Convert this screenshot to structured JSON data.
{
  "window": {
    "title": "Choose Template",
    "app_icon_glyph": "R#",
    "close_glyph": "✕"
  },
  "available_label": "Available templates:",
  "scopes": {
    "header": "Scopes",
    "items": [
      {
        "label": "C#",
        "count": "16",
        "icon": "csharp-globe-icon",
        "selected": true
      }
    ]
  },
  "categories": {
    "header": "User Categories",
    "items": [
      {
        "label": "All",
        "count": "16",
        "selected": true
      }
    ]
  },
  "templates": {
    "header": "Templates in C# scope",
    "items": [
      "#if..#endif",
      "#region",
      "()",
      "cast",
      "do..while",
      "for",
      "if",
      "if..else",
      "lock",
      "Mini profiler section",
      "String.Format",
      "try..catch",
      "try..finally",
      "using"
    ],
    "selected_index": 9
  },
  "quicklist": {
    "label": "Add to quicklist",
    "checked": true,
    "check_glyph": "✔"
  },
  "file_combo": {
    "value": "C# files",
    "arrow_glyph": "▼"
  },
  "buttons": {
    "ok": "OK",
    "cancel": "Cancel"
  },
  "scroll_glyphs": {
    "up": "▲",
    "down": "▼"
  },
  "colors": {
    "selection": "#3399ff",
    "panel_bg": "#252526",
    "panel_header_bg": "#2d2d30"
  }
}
====
:: Directions ::
Hand back the material above in full, exactly as written.

:: Solved exercise ::
Convert this screenshot to structured JSON data.
{
  "window": {
    "title": "Choose Template",
    "app_icon_glyph": "R#",
    "close_glyph": "✕"
  },
  "available_label": "Available templates:",
  "scopes": {
    "header": "Scopes",
    "items": [
      {
        "label": "C#",
        "count": "16",
        "icon": "csharp-globe-icon",
        "selected": true
      }
    ]
  },
  "categories": {
    "header": "User Categories",
    "items": [
      {
        "label": "All",
        "count": "16",
        "selected": true
      }
    ]
  },
  "templates": {
    "header": "Templates in C# scope",
    "items": [
      "#if..#endif",
      "#region",
      "()",
      "cast",
      "do..while",
      "for",
      "if",
      "if..else",
      "lock",
      "Mini profiler section",
      "String.Format",
      "try..catch",
      "try..finally",
      "using"
    ],
    "selected_index": 9
  },
  "quicklist": {
    "label": "Add to quicklist",
    "checked": true,
    "check_glyph": "✔"
  },
  "file_combo": {
    "value": "C# files",
    "arrow_glyph": "▼"
  },
  "buttons": {
    "ok": "OK",
    "cancel": "Cancel"
  },
  "scroll_glyphs": {
    "up": "▲",
    "down": "▼"
  },
  "colors": {
    "selection": "#3399ff",
    "panel_bg": "#252526",
    "panel_header_bg": "#2d2d30"
  }
}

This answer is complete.